◆ **The exercise**:
Set down each line of the material that follows, exactly, with no pictures.

Saved entries:
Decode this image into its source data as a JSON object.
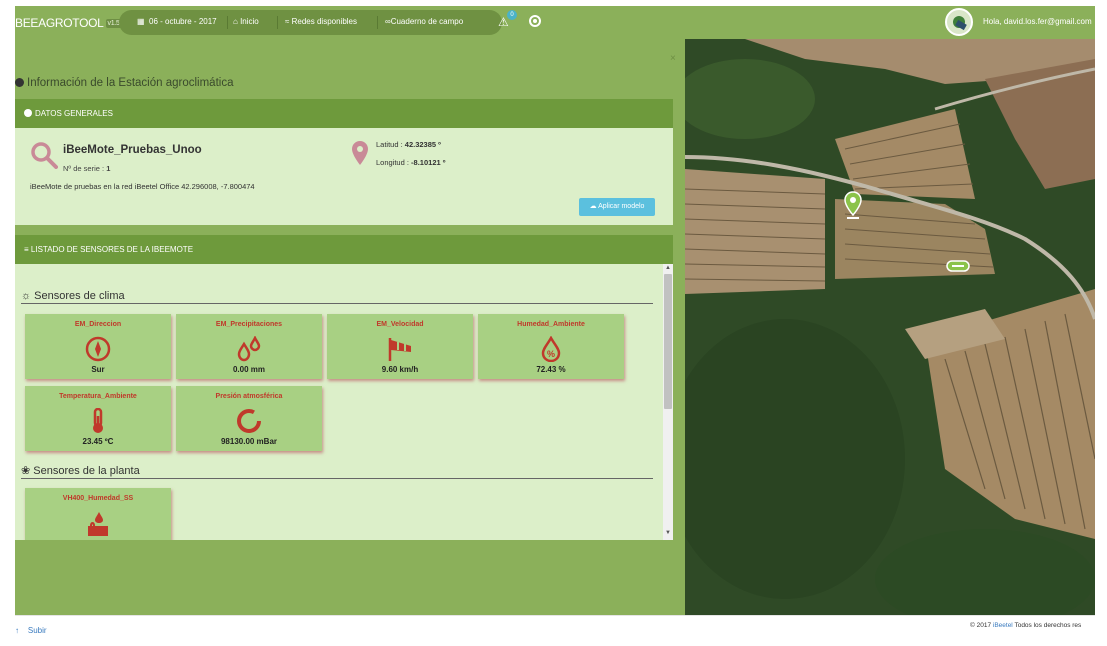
{
  "app": {
    "brand": "BEEAGROTOOL",
    "version": "v1.5"
  },
  "nav": {
    "date_label": "06 - octubre - 2017",
    "home_label": "Inicio",
    "networks_label": "Redes disponibles",
    "field_notebook_label": "Cuaderno de campo",
    "alert_count": "0"
  },
  "user": {
    "greeting": "Hola, david.los.fer@gmail.com"
  },
  "panel": {
    "title": "Información de la Estación agroclimática",
    "general_header": "DATOS GENERALES",
    "station_name": "iBeeMote_Pruebas_Unoo",
    "serial_label": "Nº de serie :",
    "serial_value": "1",
    "description": "iBeeMote de pruebas en la red iBeetel Office 42.296008, -7.800474",
    "latitude_label": "Latitud :",
    "latitude_value": "42.32385 º",
    "longitude_label": "Longitud :",
    "longitude_value": "-8.10121 º",
    "apply_model_label": "Aplicar modelo",
    "sensors_header": "LISTADO DE SENSORES DE LA IBEEMOTE"
  },
  "groups": {
    "climate_title": "Sensores de clima",
    "plant_title": "Sensores de la planta"
  },
  "sensors": [
    {
      "name": "EM_Direccion",
      "value": "Sur",
      "icon": "compass-icon"
    },
    {
      "name": "EM_Precipitaciones",
      "value": "0.00 mm",
      "icon": "raindrops-icon"
    },
    {
      "name": "EM_Velocidad",
      "value": "9.60 km/h",
      "icon": "windsock-icon"
    },
    {
      "name": "Humedad_Ambiente",
      "value": "72.43 %",
      "icon": "humidity-drop-icon"
    },
    {
      "name": "Temperatura_Ambiente",
      "value": "23.45 ºC",
      "icon": "thermometer-icon"
    },
    {
      "name": "Presión atmosférica",
      "value": "98130.00 mBar",
      "icon": "pressure-gauge-icon"
    },
    {
      "name": "VH400_Humedad_SS",
      "value": "",
      "icon": "soil-moisture-icon"
    }
  ],
  "footer": {
    "scroll_top_label": "Subir",
    "copyright_prefix": "© 2017",
    "copyright_link": "iBeetel",
    "copyright_suffix": "Todos los derechos res"
  },
  "colors": {
    "topbar": "#8bb05a",
    "header_dark": "#6e9a3c",
    "card_bg": "#dcefc9",
    "sensor_tile": "#a8d083",
    "sensor_label": "#c0392b",
    "icon_pink": "#c98a97",
    "button_info": "#5bc0de"
  }
}
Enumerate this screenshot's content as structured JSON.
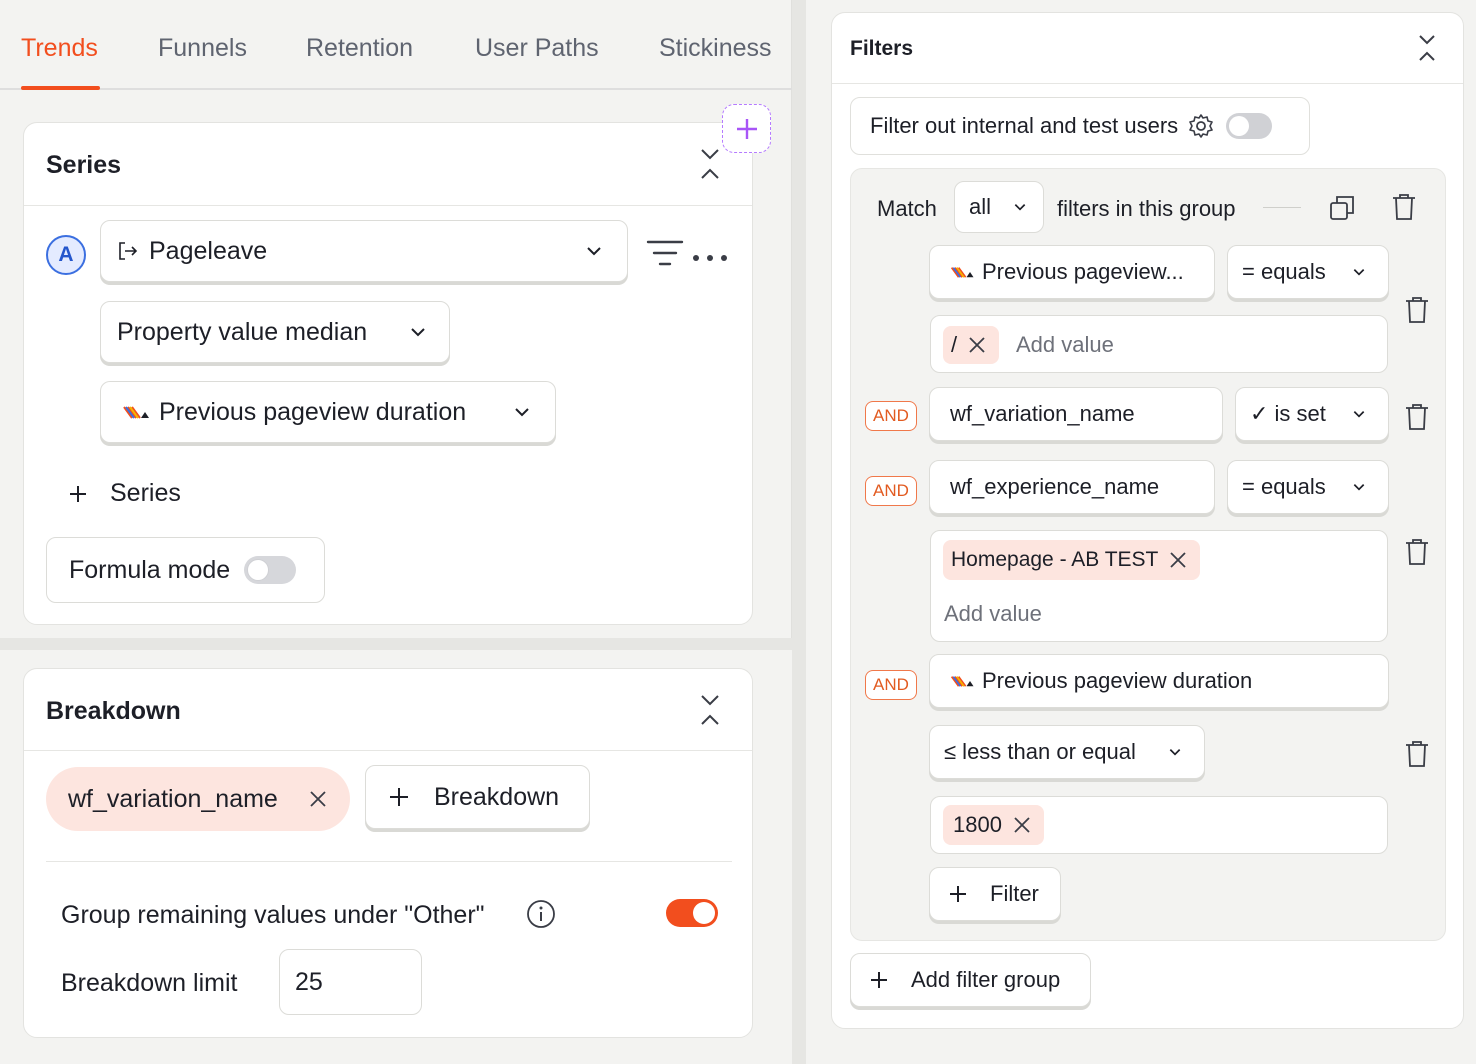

◆ **Worked solution**:
Decode this image into its source data as a JSON object.
{
  "app": {
    "brand": "BEEAGROTOOL",
    "version": "v1.5"
  },
  "nav": {
    "date_label": "06 - octubre - 2017",
    "home_label": "Inicio",
    "networks_label": "Redes disponibles",
    "field_notebook_label": "Cuaderno de campo",
    "alert_count": "0"
  },
  "user": {
    "greeting": "Hola, david.los.fer@gmail.com"
  },
  "panel": {
    "title": "Información de la Estación agroclimática",
    "general_header": "DATOS GENERALES",
    "station_name": "iBeeMote_Pruebas_Unoo",
    "serial_label": "Nº de serie :",
    "serial_value": "1",
    "description": "iBeeMote de pruebas en la red iBeetel Office 42.296008, -7.800474",
    "latitude_label": "Latitud :",
    "latitude_value": "42.32385 º",
    "longitude_label": "Longitud :",
    "longitude_value": "-8.10121 º",
    "apply_model_label": "Aplicar modelo",
    "sensors_header": "LISTADO DE SENSORES DE LA IBEEMOTE"
  },
  "groups": {
    "climate_title": "Sensores de clima",
    "plant_title": "Sensores de la planta"
  },
  "sensors": [
    {
      "name": "EM_Direccion",
      "value": "Sur",
      "icon": "compass-icon"
    },
    {
      "name": "EM_Precipitaciones",
      "value": "0.00 mm",
      "icon": "raindrops-icon"
    },
    {
      "name": "EM_Velocidad",
      "value": "9.60 km/h",
      "icon": "windsock-icon"
    },
    {
      "name": "Humedad_Ambiente",
      "value": "72.43 %",
      "icon": "humidity-drop-icon"
    },
    {
      "name": "Temperatura_Ambiente",
      "value": "23.45 ºC",
      "icon": "thermometer-icon"
    },
    {
      "name": "Presión atmosférica",
      "value": "98130.00 mBar",
      "icon": "pressure-gauge-icon"
    },
    {
      "name": "VH400_Humedad_SS",
      "value": "",
      "icon": "soil-moisture-icon"
    }
  ],
  "footer": {
    "scroll_top_label": "Subir",
    "copyright_prefix": "© 2017",
    "copyright_link": "iBeetel",
    "copyright_suffix": "Todos los derechos res"
  },
  "colors": {
    "topbar": "#8bb05a",
    "header_dark": "#6e9a3c",
    "card_bg": "#dcefc9",
    "sensor_tile": "#a8d083",
    "sensor_label": "#c0392b",
    "icon_pink": "#c98a97",
    "button_info": "#5bc0de"
  }
}
Enumerate this screenshot's content as structured JSON.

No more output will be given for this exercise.